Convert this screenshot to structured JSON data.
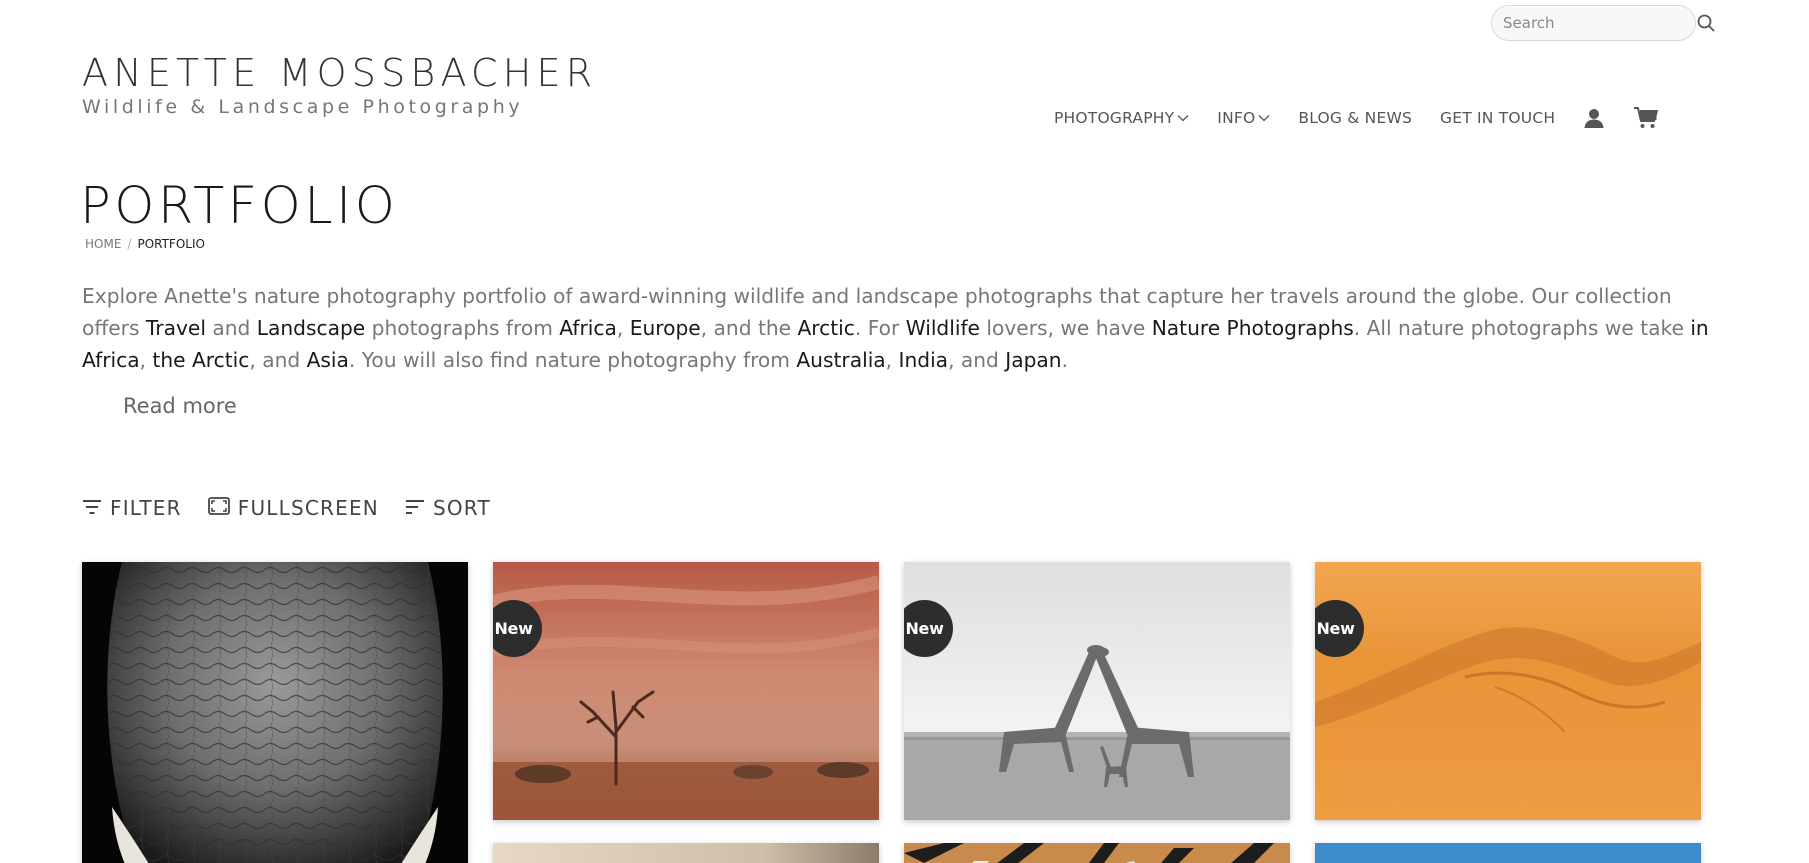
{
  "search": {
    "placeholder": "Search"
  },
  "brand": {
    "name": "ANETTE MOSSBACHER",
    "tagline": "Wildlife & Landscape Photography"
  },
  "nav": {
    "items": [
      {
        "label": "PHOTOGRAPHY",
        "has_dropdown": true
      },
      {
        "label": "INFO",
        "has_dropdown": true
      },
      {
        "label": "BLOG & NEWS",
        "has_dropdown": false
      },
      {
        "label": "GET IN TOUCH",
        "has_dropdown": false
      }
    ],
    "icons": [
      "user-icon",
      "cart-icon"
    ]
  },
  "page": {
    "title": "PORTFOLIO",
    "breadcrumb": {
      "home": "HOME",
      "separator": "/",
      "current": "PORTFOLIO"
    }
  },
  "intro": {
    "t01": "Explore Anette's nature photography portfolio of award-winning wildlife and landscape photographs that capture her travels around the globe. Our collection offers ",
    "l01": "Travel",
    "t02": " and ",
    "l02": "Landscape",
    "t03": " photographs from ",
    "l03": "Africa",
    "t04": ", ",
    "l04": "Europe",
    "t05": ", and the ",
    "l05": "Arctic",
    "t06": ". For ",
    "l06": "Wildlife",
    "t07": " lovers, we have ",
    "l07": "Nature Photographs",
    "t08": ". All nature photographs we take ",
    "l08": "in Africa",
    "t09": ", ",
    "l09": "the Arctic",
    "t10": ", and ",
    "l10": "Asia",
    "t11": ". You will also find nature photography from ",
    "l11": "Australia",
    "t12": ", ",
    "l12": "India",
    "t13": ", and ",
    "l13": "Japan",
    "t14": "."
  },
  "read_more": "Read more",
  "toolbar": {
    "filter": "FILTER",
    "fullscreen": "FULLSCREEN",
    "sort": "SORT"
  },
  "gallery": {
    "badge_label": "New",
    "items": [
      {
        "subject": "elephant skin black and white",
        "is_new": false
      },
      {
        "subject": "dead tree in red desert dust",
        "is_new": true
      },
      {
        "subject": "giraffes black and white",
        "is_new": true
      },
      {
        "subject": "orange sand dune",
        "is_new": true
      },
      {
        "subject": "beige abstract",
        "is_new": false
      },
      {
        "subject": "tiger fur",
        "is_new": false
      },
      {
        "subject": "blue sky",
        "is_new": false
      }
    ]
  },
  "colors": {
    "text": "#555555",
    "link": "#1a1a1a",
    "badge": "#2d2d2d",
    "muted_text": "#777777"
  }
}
------------------------------------------------------------------------
**TASK DETAILS**
Tell how many lines include "subject". The number is the whole answer.

**FINAL RESULT**
7